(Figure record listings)
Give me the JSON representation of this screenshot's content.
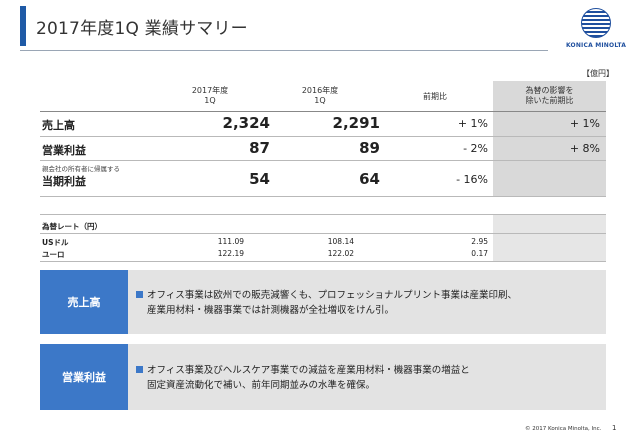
{
  "header": {
    "title": "2017年度1Q 業績サマリー",
    "logo_text": "KONICA MINOLTA"
  },
  "unit": "【億円】",
  "table": {
    "columns": {
      "fy2017": [
        "2017年度",
        "1Q"
      ],
      "fy2016": [
        "2016年度",
        "1Q"
      ],
      "yoy": "前期比",
      "fx_excluded": [
        "為替の影響を",
        "除いた前期比"
      ]
    },
    "rows": [
      {
        "label": "売上高",
        "note": "",
        "fy2017": "2,324",
        "fy2016": "2,291",
        "yoy": "+ 1%",
        "fx_excluded": "+ 1%"
      },
      {
        "label": "営業利益",
        "note": "",
        "fy2017": "87",
        "fy2016": "89",
        "yoy": "- 2%",
        "fx_excluded": "+ 8%"
      },
      {
        "label": "当期利益",
        "note": "親会社の所有者に帰属する",
        "fy2017": "54",
        "fy2016": "64",
        "yoy": "- 16%",
        "fx_excluded": ""
      }
    ]
  },
  "fx": {
    "title": "為替レート（円）",
    "rows": [
      {
        "label": "USドル",
        "fy2017": "111.09",
        "fy2016": "108.14",
        "diff": "2.95"
      },
      {
        "label": "ユーロ",
        "fy2017": "122.19",
        "fy2016": "122.02",
        "diff": "0.17"
      }
    ]
  },
  "summary": [
    {
      "heading": "売上高",
      "lines": [
        "オフィス事業は欧州での販売減響くも、プロフェッショナルプリント事業は産業印刷、",
        "産業用材料・機器事業では計測機器が全社増収をけん引。"
      ]
    },
    {
      "heading": "営業利益",
      "lines": [
        "オフィス事業及びヘルスケア事業での減益を産業用材料・機器事業の増益と",
        "固定資産流動化で補い、前年同期並みの水準を確保。"
      ]
    }
  ],
  "footer": {
    "copyright": "© 2017 Konica Minolta, Inc.",
    "page": "1"
  },
  "colors": {
    "accent": "#3c78c8",
    "title_bar": "#1f5aa6",
    "shade": "#d9d9d9",
    "box_bg": "#e3e3e3"
  }
}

* [Instruction]: Take the entries shown above and quote them verbatim, passing over the pictures.

* [Solution for this problem]:
Give me the JSON representation of this screenshot's content.
{
  "header": {
    "title": "2017年度1Q 業績サマリー",
    "logo_text": "KONICA MINOLTA"
  },
  "unit": "【億円】",
  "table": {
    "columns": {
      "fy2017": [
        "2017年度",
        "1Q"
      ],
      "fy2016": [
        "2016年度",
        "1Q"
      ],
      "yoy": "前期比",
      "fx_excluded": [
        "為替の影響を",
        "除いた前期比"
      ]
    },
    "rows": [
      {
        "label": "売上高",
        "note": "",
        "fy2017": "2,324",
        "fy2016": "2,291",
        "yoy": "+ 1%",
        "fx_excluded": "+ 1%"
      },
      {
        "label": "営業利益",
        "note": "",
        "fy2017": "87",
        "fy2016": "89",
        "yoy": "- 2%",
        "fx_excluded": "+ 8%"
      },
      {
        "label": "当期利益",
        "note": "親会社の所有者に帰属する",
        "fy2017": "54",
        "fy2016": "64",
        "yoy": "- 16%",
        "fx_excluded": ""
      }
    ]
  },
  "fx": {
    "title": "為替レート（円）",
    "rows": [
      {
        "label": "USドル",
        "fy2017": "111.09",
        "fy2016": "108.14",
        "diff": "2.95"
      },
      {
        "label": "ユーロ",
        "fy2017": "122.19",
        "fy2016": "122.02",
        "diff": "0.17"
      }
    ]
  },
  "summary": [
    {
      "heading": "売上高",
      "lines": [
        "オフィス事業は欧州での販売減響くも、プロフェッショナルプリント事業は産業印刷、",
        "産業用材料・機器事業では計測機器が全社増収をけん引。"
      ]
    },
    {
      "heading": "営業利益",
      "lines": [
        "オフィス事業及びヘルスケア事業での減益を産業用材料・機器事業の増益と",
        "固定資産流動化で補い、前年同期並みの水準を確保。"
      ]
    }
  ],
  "footer": {
    "copyright": "© 2017 Konica Minolta, Inc.",
    "page": "1"
  },
  "colors": {
    "accent": "#3c78c8",
    "title_bar": "#1f5aa6",
    "shade": "#d9d9d9",
    "box_bg": "#e3e3e3"
  }
}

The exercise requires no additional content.